**What you should do:** From the entries below, extract every line that includes the word "time".

**Data to process:**

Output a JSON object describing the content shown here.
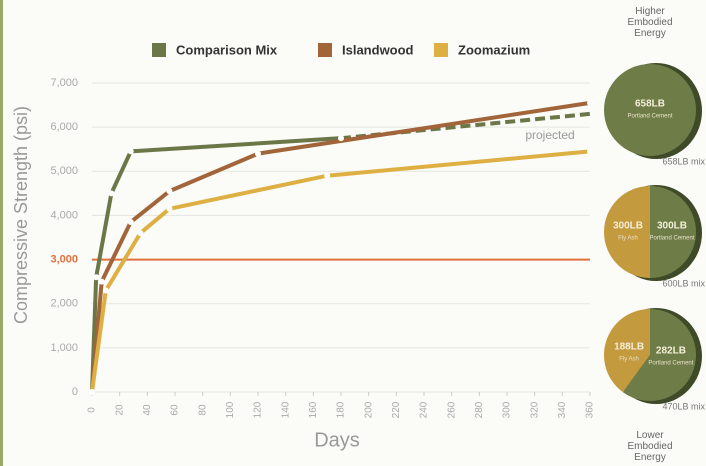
{
  "chart_data": [
    {
      "type": "line",
      "x_label": "Days",
      "y_label": "Compressive Strength (psi)",
      "xlim": [
        0,
        360
      ],
      "xticks": [
        0,
        20,
        40,
        60,
        80,
        100,
        120,
        140,
        160,
        180,
        200,
        220,
        240,
        260,
        280,
        300,
        320,
        340,
        360
      ],
      "ylim": [
        0,
        7000
      ],
      "yticks": [
        0,
        {
          "value": 1000,
          "label": "1,000"
        },
        {
          "value": 2000,
          "label": "2,000"
        },
        {
          "value": 3000,
          "label": "3,000"
        },
        {
          "value": 4000,
          "label": "4,000"
        },
        {
          "value": 5000,
          "label": "5,000"
        },
        {
          "value": 6000,
          "label": "6,000"
        },
        {
          "value": 7000,
          "label": "7,000"
        }
      ],
      "grid": true,
      "series": [
        {
          "name": "Comparison Mix",
          "color": "#6b7747",
          "x": [
            0,
            3,
            14,
            28,
            180
          ],
          "values": [
            0,
            2600,
            4500,
            5450,
            5750
          ]
        },
        {
          "name": "Islandwood",
          "color": "#a2653a",
          "x": [
            0,
            7,
            28,
            56,
            120,
            360
          ],
          "values": [
            0,
            2500,
            3850,
            4550,
            5400,
            6550
          ]
        },
        {
          "name": "Zoomazium",
          "color": "#deb043",
          "x": [
            0,
            10,
            35,
            56,
            170,
            360
          ],
          "values": [
            0,
            2300,
            3600,
            4150,
            4900,
            5450
          ]
        }
      ],
      "projection": {
        "label": "projected",
        "color": "#6b7747",
        "x": [
          180,
          360
        ],
        "values": [
          5750,
          6300
        ]
      },
      "reference_line": {
        "value": 3000,
        "color": "#e0703c"
      }
    },
    {
      "type": "pie",
      "categories": [
        "Portland Cement"
      ],
      "values": [
        658
      ],
      "value_labels": [
        "658LB"
      ],
      "colors": [
        "#6e7c48"
      ],
      "mix_label": "658LB mix"
    },
    {
      "type": "pie",
      "categories": [
        "Fly Ash",
        "Portland Cement"
      ],
      "values": [
        300,
        300
      ],
      "value_labels": [
        "300LB",
        "300LB"
      ],
      "colors": [
        "#c49a3e",
        "#6e7c48"
      ],
      "mix_label": "600LB mix"
    },
    {
      "type": "pie",
      "categories": [
        "Fly Ash",
        "Portland Cement"
      ],
      "values": [
        188,
        282
      ],
      "value_labels": [
        "188LB",
        "282LB"
      ],
      "colors": [
        "#c49a3e",
        "#6e7c48"
      ],
      "mix_label": "470LB mix"
    }
  ],
  "scale_labels": {
    "top": "Higher Embodied Energy",
    "bottom": "Lower Embodied Energy"
  }
}
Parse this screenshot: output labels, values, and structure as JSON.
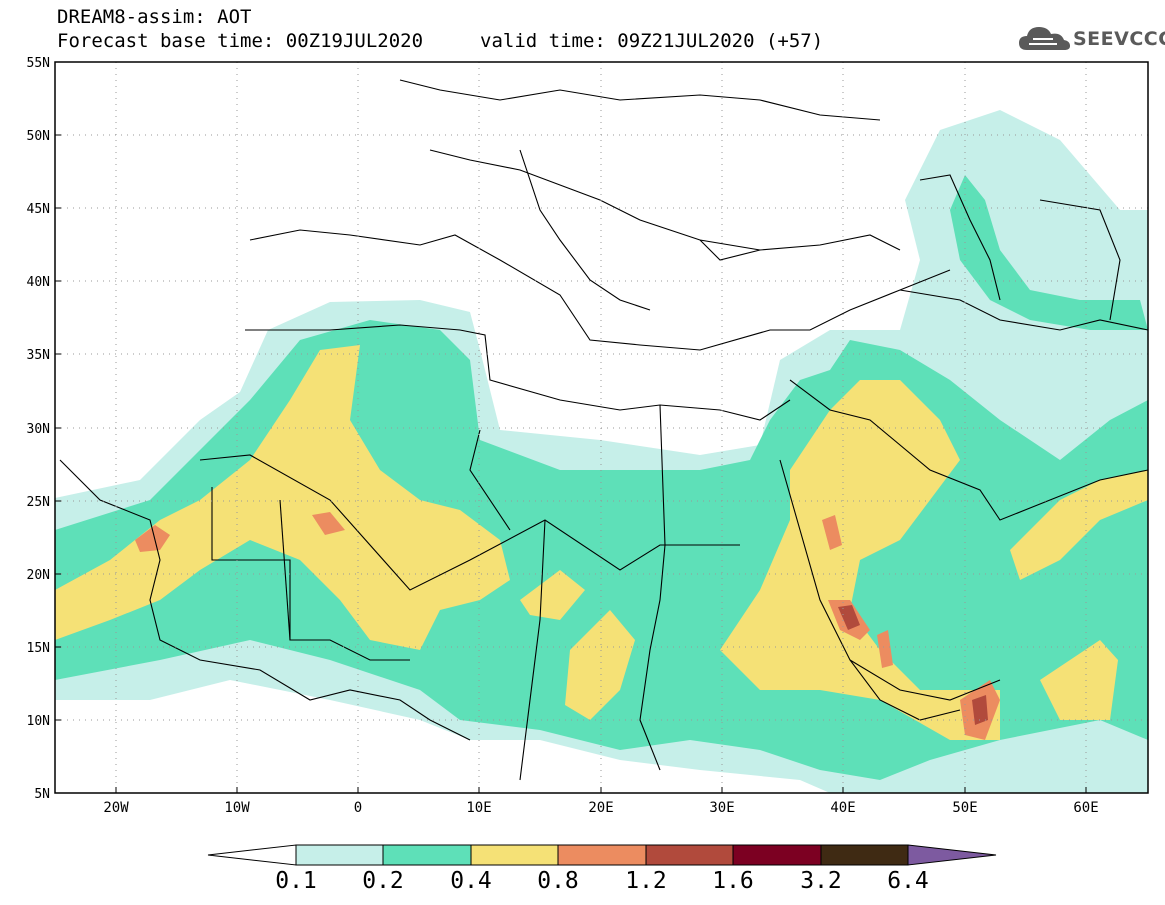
{
  "header": {
    "title_line1": "DREAM8-assim: AOT",
    "title_line2": "Forecast base time: 00Z19JUL2020",
    "valid_time": "valid time: 09Z21JUL2020 (+57)",
    "logo_text": "SEEVCCC"
  },
  "map": {
    "lat_labels": [
      "55N",
      "50N",
      "45N",
      "40N",
      "35N",
      "30N",
      "25N",
      "20N",
      "15N",
      "10N",
      "5N"
    ],
    "lon_labels": [
      "20W",
      "10W",
      "0",
      "10E",
      "20E",
      "30E",
      "40E",
      "50E",
      "60E"
    ],
    "lon_range": [
      -25,
      65
    ],
    "lat_range": [
      5,
      55
    ],
    "gridlines": "dotted"
  },
  "colorbar": {
    "levels": [
      "0.1",
      "0.2",
      "0.4",
      "0.8",
      "1.2",
      "1.6",
      "3.2",
      "6.4"
    ],
    "colors": [
      "#c6efe9",
      "#5ee0b8",
      "#f5e176",
      "#ec8c60",
      "#b14a3c",
      "#7c0022",
      "#3f2a13",
      "#7d5aa0"
    ]
  }
}
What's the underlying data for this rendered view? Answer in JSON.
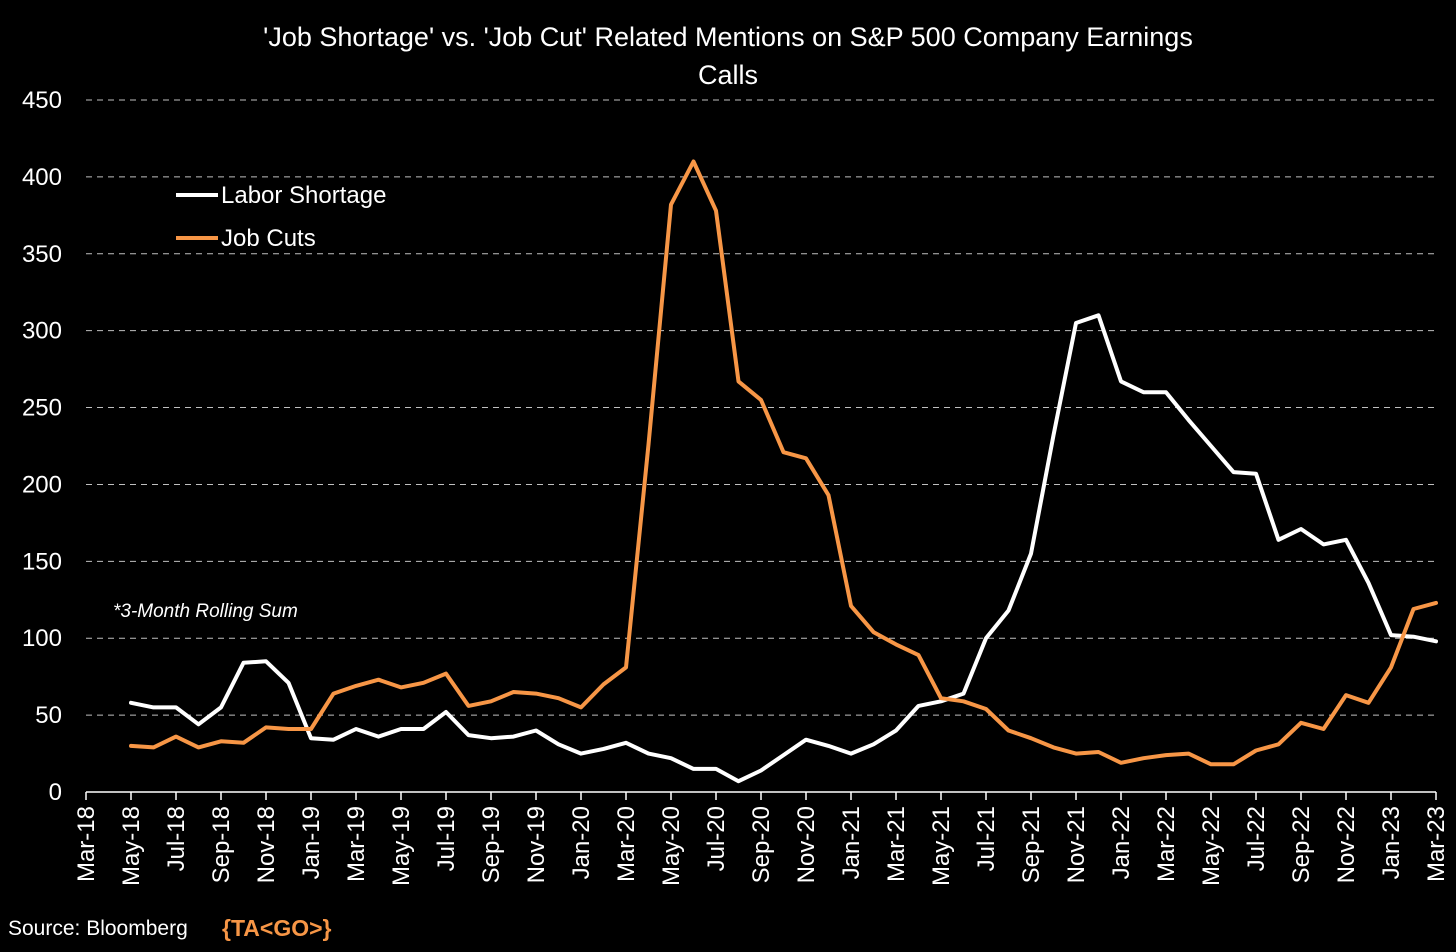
{
  "chart_data": {
    "type": "line",
    "title_lines": [
      "'Job Shortage' vs. 'Job Cut' Related Mentions on S&P 500 Company Earnings",
      "Calls"
    ],
    "xlabel": "",
    "ylabel": "",
    "ylim": [
      0,
      450
    ],
    "yticks": [
      0,
      50,
      100,
      150,
      200,
      250,
      300,
      350,
      400,
      450
    ],
    "ytick_labels": [
      "0",
      "50",
      "100",
      "150",
      "200",
      "250",
      "300",
      "350",
      "400",
      "450"
    ],
    "x_tick_labels": [
      "Mar-18",
      "May-18",
      "Jul-18",
      "Sep-18",
      "Nov-18",
      "Jan-19",
      "Mar-19",
      "May-19",
      "Jul-19",
      "Sep-19",
      "Nov-19",
      "Jan-20",
      "Mar-20",
      "May-20",
      "Jul-20",
      "Sep-20",
      "Nov-20",
      "Jan-21",
      "Mar-21",
      "May-21",
      "Jul-21",
      "Sep-21",
      "Nov-21",
      "Jan-22",
      "Mar-22",
      "May-22",
      "Jul-22",
      "Sep-22",
      "Nov-22",
      "Jan-23",
      "Mar-23"
    ],
    "grid": "horizontal dashed",
    "legend_position": "top-left",
    "x": [
      "May-18",
      "Jun-18",
      "Jul-18",
      "Aug-18",
      "Sep-18",
      "Oct-18",
      "Nov-18",
      "Dec-18",
      "Jan-19",
      "Feb-19",
      "Mar-19",
      "Apr-19",
      "May-19",
      "Jun-19",
      "Jul-19",
      "Aug-19",
      "Sep-19",
      "Oct-19",
      "Nov-19",
      "Dec-19",
      "Jan-20",
      "Feb-20",
      "Mar-20",
      "Apr-20",
      "May-20",
      "Jun-20",
      "Jul-20",
      "Aug-20",
      "Sep-20",
      "Oct-20",
      "Nov-20",
      "Dec-20",
      "Jan-21",
      "Feb-21",
      "Mar-21",
      "Apr-21",
      "May-21",
      "Jun-21",
      "Jul-21",
      "Aug-21",
      "Sep-21",
      "Oct-21",
      "Nov-21",
      "Dec-21",
      "Jan-22",
      "Feb-22",
      "Mar-22",
      "Apr-22",
      "May-22",
      "Jun-22",
      "Jul-22",
      "Aug-22",
      "Sep-22",
      "Oct-22",
      "Nov-22",
      "Dec-22",
      "Jan-23",
      "Feb-23",
      "Mar-23"
    ],
    "series": [
      {
        "name": "Labor Shortage",
        "color": "#ffffff",
        "values": [
          58,
          55,
          55,
          44,
          55,
          84,
          85,
          71,
          35,
          34,
          41,
          36,
          41,
          41,
          52,
          37,
          35,
          36,
          40,
          31,
          25,
          28,
          32,
          25,
          22,
          15,
          15,
          7,
          14,
          24,
          34,
          30,
          25,
          31,
          40,
          56,
          59,
          64,
          100,
          118,
          155,
          232,
          305,
          310,
          267,
          260,
          260,
          242,
          225,
          208,
          207,
          164,
          171,
          161,
          164,
          136,
          102,
          101,
          98
        ]
      },
      {
        "name": "Job Cuts",
        "color": "#f79646",
        "values": [
          30,
          29,
          36,
          29,
          33,
          32,
          42,
          41,
          41,
          64,
          69,
          73,
          68,
          71,
          77,
          56,
          59,
          65,
          64,
          61,
          55,
          70,
          81,
          226,
          382,
          410,
          378,
          267,
          255,
          221,
          217,
          193,
          121,
          104,
          96,
          89,
          61,
          59,
          54,
          40,
          35,
          29,
          25,
          26,
          19,
          22,
          24,
          25,
          18,
          18,
          27,
          31,
          45,
          41,
          63,
          58,
          81,
          119,
          123
        ]
      }
    ],
    "annotation": "*3-Month Rolling Sum"
  },
  "footer": {
    "source_label": "Source: Bloomberg",
    "brand": "{TA<GO>}",
    "brand_color": "#f79646"
  },
  "colors": {
    "background": "#000000",
    "text": "#ffffff",
    "grid": "#bfbfbf"
  }
}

**Expected answer:**
    "title_line2": "Forecast base time: 00Z19JUL2020",
    "valid_time": "valid time: 09Z21JUL2020 (+57)",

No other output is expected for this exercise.